- **Record list**:
•••

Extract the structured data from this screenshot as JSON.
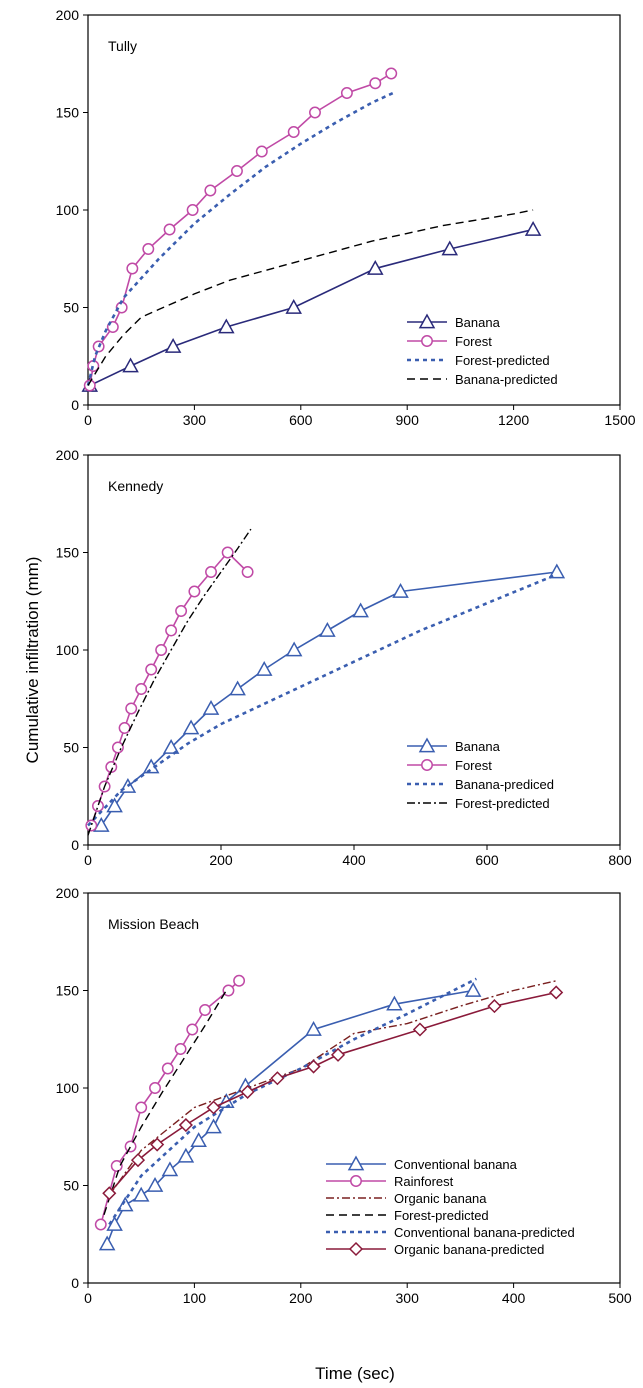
{
  "figure": {
    "ylabel": "Cumulative infiltration (mm)",
    "xlabel": "Time (sec)"
  },
  "chart_data": [
    {
      "type": "line",
      "panel_label": "Tully",
      "xlim": [
        0,
        1500
      ],
      "ylim": [
        0,
        200
      ],
      "xticks": [
        0,
        300,
        600,
        900,
        1200,
        1500
      ],
      "yticks": [
        0,
        50,
        100,
        150,
        200
      ],
      "legend_position": "bottom-right",
      "series": [
        {
          "name": "Banana",
          "color": "#2a2a7a",
          "line": "solid",
          "marker": "triangle",
          "x": [
            5,
            120,
            240,
            390,
            580,
            810,
            1020,
            1255
          ],
          "y": [
            10,
            20,
            30,
            40,
            50,
            70,
            80,
            90
          ]
        },
        {
          "name": "Forest",
          "color": "#c04aa6",
          "line": "solid",
          "marker": "circle",
          "x": [
            5,
            15,
            30,
            70,
            95,
            125,
            170,
            230,
            295,
            345,
            420,
            490,
            580,
            640,
            730,
            810,
            855
          ],
          "y": [
            10,
            20,
            30,
            40,
            50,
            70,
            80,
            90,
            100,
            110,
            120,
            130,
            140,
            150,
            160,
            165,
            170
          ]
        },
        {
          "name": "Forest-predicted",
          "color": "#3a5eb0",
          "line": "dotted",
          "marker": "none",
          "x": [
            0,
            20,
            50,
            100,
            150,
            200,
            300,
            400,
            500,
            600,
            700,
            800,
            860
          ],
          "y": [
            10,
            25,
            38,
            55,
            65,
            75,
            93,
            108,
            122,
            134,
            145,
            155,
            160
          ]
        },
        {
          "name": "Banana-predicted",
          "color": "#000000",
          "line": "dashed",
          "marker": "none",
          "x": [
            0,
            50,
            100,
            150,
            200,
            300,
            400,
            500,
            600,
            700,
            800,
            900,
            1000,
            1100,
            1200,
            1255
          ],
          "y": [
            10,
            25,
            36,
            45,
            49,
            57,
            64,
            69,
            74,
            79,
            84,
            88,
            92,
            95,
            98,
            100
          ]
        }
      ]
    },
    {
      "type": "line",
      "panel_label": "Kennedy",
      "xlim": [
        0,
        800
      ],
      "ylim": [
        0,
        200
      ],
      "xticks": [
        0,
        200,
        400,
        600,
        800
      ],
      "yticks": [
        0,
        50,
        100,
        150,
        200
      ],
      "legend_position": "bottom-right",
      "series": [
        {
          "name": "Banana",
          "color": "#3a5eb0",
          "line": "solid",
          "marker": "triangle",
          "x": [
            20,
            40,
            60,
            95,
            125,
            155,
            185,
            225,
            265,
            310,
            360,
            410,
            470,
            705
          ],
          "y": [
            10,
            20,
            30,
            40,
            50,
            60,
            70,
            80,
            90,
            100,
            110,
            120,
            130,
            140
          ]
        },
        {
          "name": "Forest",
          "color": "#c04aa6",
          "line": "solid",
          "marker": "circle",
          "x": [
            5,
            15,
            25,
            35,
            45,
            55,
            65,
            80,
            95,
            110,
            125,
            140,
            160,
            185,
            210,
            240
          ],
          "y": [
            10,
            20,
            30,
            40,
            50,
            60,
            70,
            80,
            90,
            100,
            110,
            120,
            130,
            140,
            150,
            140
          ]
        },
        {
          "name": "Banana-prediced",
          "color": "#3a5eb0",
          "line": "dotted",
          "marker": "none",
          "x": [
            0,
            50,
            100,
            150,
            200,
            250,
            300,
            350,
            400,
            450,
            500,
            550,
            600,
            650,
            700
          ],
          "y": [
            10,
            28,
            40,
            52,
            62,
            70,
            78,
            86,
            94,
            102,
            110,
            117,
            124,
            131,
            138
          ]
        },
        {
          "name": "Forest-predicted",
          "color": "#000000",
          "line": "dashdot",
          "marker": "none",
          "x": [
            0,
            25,
            50,
            75,
            100,
            125,
            150,
            175,
            200,
            225,
            245
          ],
          "y": [
            5,
            30,
            50,
            68,
            85,
            100,
            115,
            128,
            140,
            152,
            162
          ]
        }
      ]
    },
    {
      "type": "line",
      "panel_label": "Mission Beach",
      "xlim": [
        0,
        500
      ],
      "ylim": [
        0,
        200
      ],
      "xticks": [
        0,
        100,
        200,
        300,
        400,
        500
      ],
      "yticks": [
        0,
        50,
        100,
        150,
        200
      ],
      "legend_position": "bottom-right",
      "series": [
        {
          "name": "Conventional banana",
          "color": "#3a5eb0",
          "line": "solid",
          "marker": "triangle",
          "x": [
            18,
            25,
            35,
            50,
            63,
            77,
            92,
            104,
            118,
            130,
            148,
            212,
            288,
            362
          ],
          "y": [
            20,
            30,
            40,
            45,
            50,
            58,
            65,
            73,
            80,
            93,
            101,
            130,
            143,
            150
          ]
        },
        {
          "name": "Rainforest",
          "color": "#c04aa6",
          "line": "solid",
          "marker": "circle",
          "x": [
            12,
            27,
            40,
            50,
            63,
            75,
            87,
            98,
            110,
            132,
            142
          ],
          "y": [
            30,
            60,
            70,
            90,
            100,
            110,
            120,
            130,
            140,
            150,
            155
          ]
        },
        {
          "name": "Organic banana",
          "color": "#7a2020",
          "line": "dashdot",
          "marker": "none",
          "x": [
            20,
            50,
            100,
            150,
            200,
            250,
            300,
            350,
            400,
            440
          ],
          "y": [
            45,
            68,
            90,
            100,
            110,
            128,
            133,
            142,
            150,
            155
          ]
        },
        {
          "name": "Forest-predicted",
          "color": "#000000",
          "line": "dashed",
          "marker": "none",
          "x": [
            15,
            30,
            50,
            70,
            90,
            110,
            130
          ],
          "y": [
            35,
            60,
            80,
            98,
            115,
            132,
            150
          ]
        },
        {
          "name": "Conventional banana-predicted",
          "color": "#3a5eb0",
          "line": "dotted",
          "marker": "none",
          "x": [
            20,
            50,
            100,
            150,
            200,
            250,
            300,
            365
          ],
          "y": [
            30,
            55,
            80,
            97,
            110,
            125,
            138,
            156
          ]
        },
        {
          "name": "Organic banana-predicted",
          "color": "#8a1a3a",
          "line": "solid",
          "marker": "diamond",
          "x": [
            20,
            47,
            65,
            92,
            118,
            150,
            178,
            212,
            235,
            312,
            382,
            440
          ],
          "y": [
            46,
            63,
            71,
            81,
            90,
            98,
            105,
            111,
            117,
            130,
            142,
            149
          ]
        }
      ]
    }
  ]
}
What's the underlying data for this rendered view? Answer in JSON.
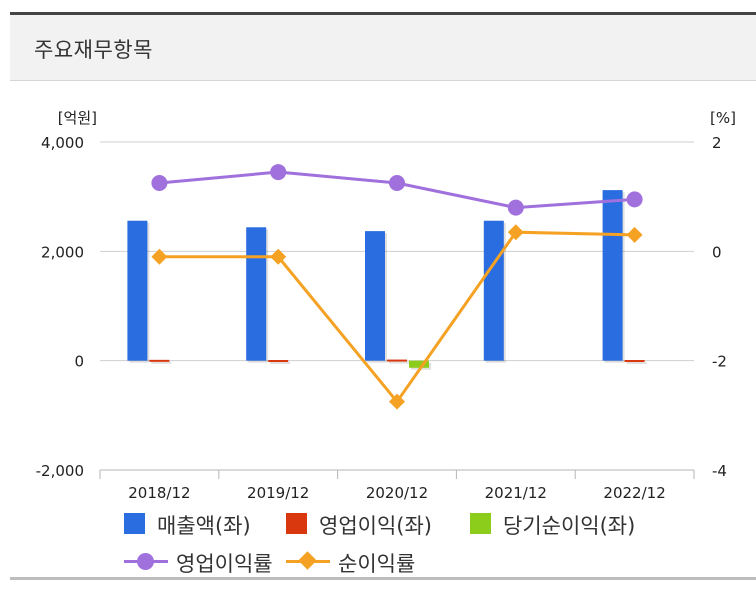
{
  "header": {
    "title": "주요재무항목"
  },
  "chart_data": {
    "type": "bar",
    "categories": [
      "2018/12",
      "2019/12",
      "2020/12",
      "2021/12",
      "2022/12"
    ],
    "left_axis": {
      "unit": "[억원]",
      "ticks": [
        "4,000",
        "2,000",
        "0",
        "-2,000"
      ],
      "tick_values": [
        4000,
        2000,
        0,
        -2000
      ],
      "range": [
        -2000,
        4000
      ]
    },
    "right_axis": {
      "unit": "[%]",
      "ticks": [
        "2",
        "0",
        "-2",
        "-4"
      ],
      "tick_values": [
        2,
        0,
        -2,
        -4
      ],
      "range": [
        -4,
        2
      ]
    },
    "bar_series": [
      {
        "name": "매출액(좌)",
        "color": "#2a6de0",
        "values": [
          2560,
          2440,
          2370,
          2560,
          3120
        ]
      },
      {
        "name": "영업이익(좌)",
        "color": "#d9380f",
        "values": [
          15,
          12,
          20,
          0,
          12
        ]
      },
      {
        "name": "당기순이익(좌)",
        "color": "#8ccc1a",
        "values": [
          0,
          0,
          -130,
          0,
          0
        ]
      }
    ],
    "line_series": [
      {
        "name": "영업이익률",
        "color": "#a070dd",
        "marker": "circle",
        "values": [
          1.25,
          1.45,
          1.25,
          0.8,
          0.95
        ]
      },
      {
        "name": "순이익률",
        "color": "#f5a224",
        "marker": "diamond",
        "values": [
          -0.1,
          -0.1,
          -2.75,
          0.35,
          0.3
        ]
      }
    ],
    "grid": "horizontal",
    "legend_position": "bottom"
  }
}
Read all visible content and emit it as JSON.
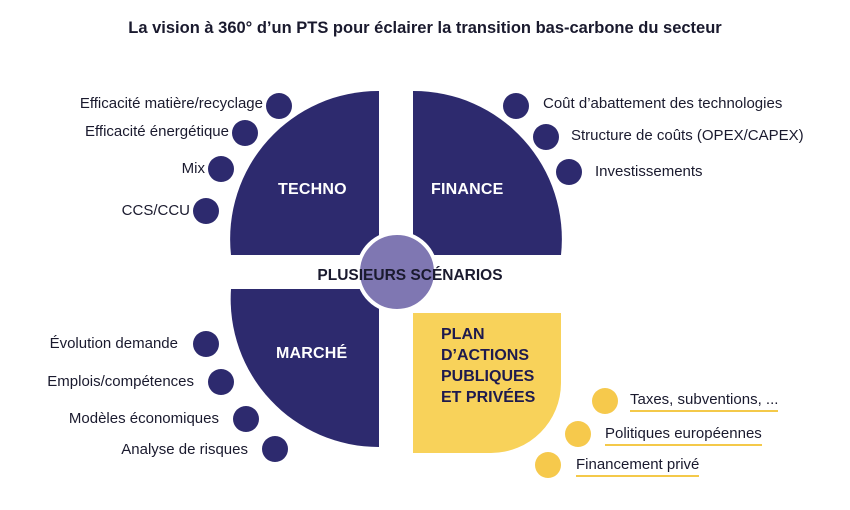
{
  "title": "La vision à 360° d’un PTS pour éclairer la transition bas-carbone du secteur",
  "center_label": "PLUSIEURS SCÉNARIOS",
  "quadrants": {
    "techno": "TECHNO",
    "finance": "FINANCE",
    "marche": "MARCHÉ",
    "plan": "PLAN\nD’ACTIONS\nPUBLIQUES\nET PRIVÉES"
  },
  "techno_items": [
    "Efficacité matière/recyclage",
    "Efficacité énergétique",
    "Mix",
    "CCS/CCU"
  ],
  "finance_items": [
    "Coût d’abattement des technologies",
    "Structure de coûts (OPEX/CAPEX)",
    "Investissements"
  ],
  "marche_items": [
    "Évolution demande",
    "Emplois/compétences",
    "Modèles économiques",
    "Analyse de risques"
  ],
  "plan_items": [
    "Taxes, subventions, ...",
    "Politiques européennes",
    "Financement privé"
  ],
  "colors": {
    "navy": "#2d2a6e",
    "yellow": "#f8d25a",
    "dot_yellow": "#f6c94c",
    "center": "#7f77b2"
  }
}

•••

- **Problem statement**: Each line with the string "this" in it needs to be found and copied.

- **Answer for the task**:
Extract the structured data from this screenshot as JSON.
What's the underlying data for this rendered view? Answer in JSON.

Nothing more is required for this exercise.